§ **Provided information**
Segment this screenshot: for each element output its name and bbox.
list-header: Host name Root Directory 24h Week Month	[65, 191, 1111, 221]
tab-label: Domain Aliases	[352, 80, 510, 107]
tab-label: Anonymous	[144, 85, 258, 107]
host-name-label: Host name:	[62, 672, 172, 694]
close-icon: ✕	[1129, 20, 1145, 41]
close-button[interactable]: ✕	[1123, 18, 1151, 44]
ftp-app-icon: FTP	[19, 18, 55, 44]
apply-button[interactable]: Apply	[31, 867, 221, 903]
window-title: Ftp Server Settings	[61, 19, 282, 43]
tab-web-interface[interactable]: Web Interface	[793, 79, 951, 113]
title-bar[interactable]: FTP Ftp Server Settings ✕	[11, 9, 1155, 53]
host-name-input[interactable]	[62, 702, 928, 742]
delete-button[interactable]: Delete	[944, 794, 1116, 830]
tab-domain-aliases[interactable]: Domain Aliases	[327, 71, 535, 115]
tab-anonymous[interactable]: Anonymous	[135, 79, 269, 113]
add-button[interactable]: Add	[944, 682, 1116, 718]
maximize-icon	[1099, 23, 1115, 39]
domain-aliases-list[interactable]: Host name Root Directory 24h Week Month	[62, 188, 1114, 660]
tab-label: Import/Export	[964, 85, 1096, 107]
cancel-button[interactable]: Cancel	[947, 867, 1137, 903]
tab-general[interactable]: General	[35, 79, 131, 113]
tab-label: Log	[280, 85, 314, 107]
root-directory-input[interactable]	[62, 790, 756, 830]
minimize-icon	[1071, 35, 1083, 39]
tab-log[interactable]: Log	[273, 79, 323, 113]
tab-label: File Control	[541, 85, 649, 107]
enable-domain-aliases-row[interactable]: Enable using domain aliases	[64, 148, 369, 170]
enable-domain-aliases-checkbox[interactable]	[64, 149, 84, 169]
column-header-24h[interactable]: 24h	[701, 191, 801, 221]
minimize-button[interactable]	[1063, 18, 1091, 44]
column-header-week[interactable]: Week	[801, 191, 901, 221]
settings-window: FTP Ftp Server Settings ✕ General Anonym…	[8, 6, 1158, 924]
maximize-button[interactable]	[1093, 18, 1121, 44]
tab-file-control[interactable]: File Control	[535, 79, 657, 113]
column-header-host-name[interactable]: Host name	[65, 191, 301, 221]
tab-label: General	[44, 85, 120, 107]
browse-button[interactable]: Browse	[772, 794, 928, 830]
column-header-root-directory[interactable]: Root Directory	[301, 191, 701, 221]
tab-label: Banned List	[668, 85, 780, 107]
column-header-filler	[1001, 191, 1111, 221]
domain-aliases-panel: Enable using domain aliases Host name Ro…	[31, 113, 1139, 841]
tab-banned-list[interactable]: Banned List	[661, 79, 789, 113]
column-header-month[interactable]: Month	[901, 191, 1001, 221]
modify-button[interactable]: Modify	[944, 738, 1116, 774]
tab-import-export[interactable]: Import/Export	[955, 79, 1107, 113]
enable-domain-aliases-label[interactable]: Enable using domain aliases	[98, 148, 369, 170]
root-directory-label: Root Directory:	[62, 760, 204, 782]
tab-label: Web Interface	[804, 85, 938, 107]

§ **Goal of the exercise**
Return every line of the items above without any change.

§ **Worked solution**
Segment this screenshot: for each element output its name and bbox.
list-header: Host name Root Directory 24h Week Month	[65, 191, 1111, 221]
tab-label: Domain Aliases	[352, 80, 510, 107]
tab-label: Anonymous	[144, 85, 258, 107]
host-name-label: Host name:	[62, 672, 172, 694]
close-icon: ✕	[1129, 20, 1145, 41]
close-button[interactable]: ✕	[1123, 18, 1151, 44]
ftp-app-icon: FTP	[19, 18, 55, 44]
apply-button[interactable]: Apply	[31, 867, 221, 903]
window-title: Ftp Server Settings	[61, 19, 282, 43]
tab-web-interface[interactable]: Web Interface	[793, 79, 951, 113]
title-bar[interactable]: FTP Ftp Server Settings ✕	[11, 9, 1155, 53]
host-name-input[interactable]	[62, 702, 928, 742]
delete-button[interactable]: Delete	[944, 794, 1116, 830]
tab-domain-aliases[interactable]: Domain Aliases	[327, 71, 535, 115]
tab-anonymous[interactable]: Anonymous	[135, 79, 269, 113]
add-button[interactable]: Add	[944, 682, 1116, 718]
maximize-icon	[1099, 23, 1115, 39]
domain-aliases-list[interactable]: Host name Root Directory 24h Week Month	[62, 188, 1114, 660]
tab-label: Import/Export	[964, 85, 1096, 107]
cancel-button[interactable]: Cancel	[947, 867, 1137, 903]
tab-general[interactable]: General	[35, 79, 131, 113]
tab-label: Log	[280, 85, 314, 107]
root-directory-input[interactable]	[62, 790, 756, 830]
minimize-icon	[1071, 35, 1083, 39]
tab-log[interactable]: Log	[273, 79, 323, 113]
tab-label: File Control	[541, 85, 649, 107]
enable-domain-aliases-row[interactable]: Enable using domain aliases	[64, 148, 369, 170]
enable-domain-aliases-checkbox[interactable]	[64, 149, 84, 169]
column-header-24h[interactable]: 24h	[701, 191, 801, 221]
minimize-button[interactable]	[1063, 18, 1091, 44]
column-header-week[interactable]: Week	[801, 191, 901, 221]
settings-window: FTP Ftp Server Settings ✕ General Anonym…	[8, 6, 1158, 924]
maximize-button[interactable]	[1093, 18, 1121, 44]
tab-file-control[interactable]: File Control	[535, 79, 657, 113]
column-header-host-name[interactable]: Host name	[65, 191, 301, 221]
tab-label: General	[44, 85, 120, 107]
browse-button[interactable]: Browse	[772, 794, 928, 830]
column-header-root-directory[interactable]: Root Directory	[301, 191, 701, 221]
tab-label: Banned List	[668, 85, 780, 107]
column-header-filler	[1001, 191, 1111, 221]
domain-aliases-panel: Enable using domain aliases Host name Ro…	[31, 113, 1139, 841]
tab-banned-list[interactable]: Banned List	[661, 79, 789, 113]
column-header-month[interactable]: Month	[901, 191, 1001, 221]
modify-button[interactable]: Modify	[944, 738, 1116, 774]
tab-import-export[interactable]: Import/Export	[955, 79, 1107, 113]
enable-domain-aliases-label[interactable]: Enable using domain aliases	[98, 148, 369, 170]
root-directory-label: Root Directory:	[62, 760, 204, 782]
tab-label: Web Interface	[804, 85, 938, 107]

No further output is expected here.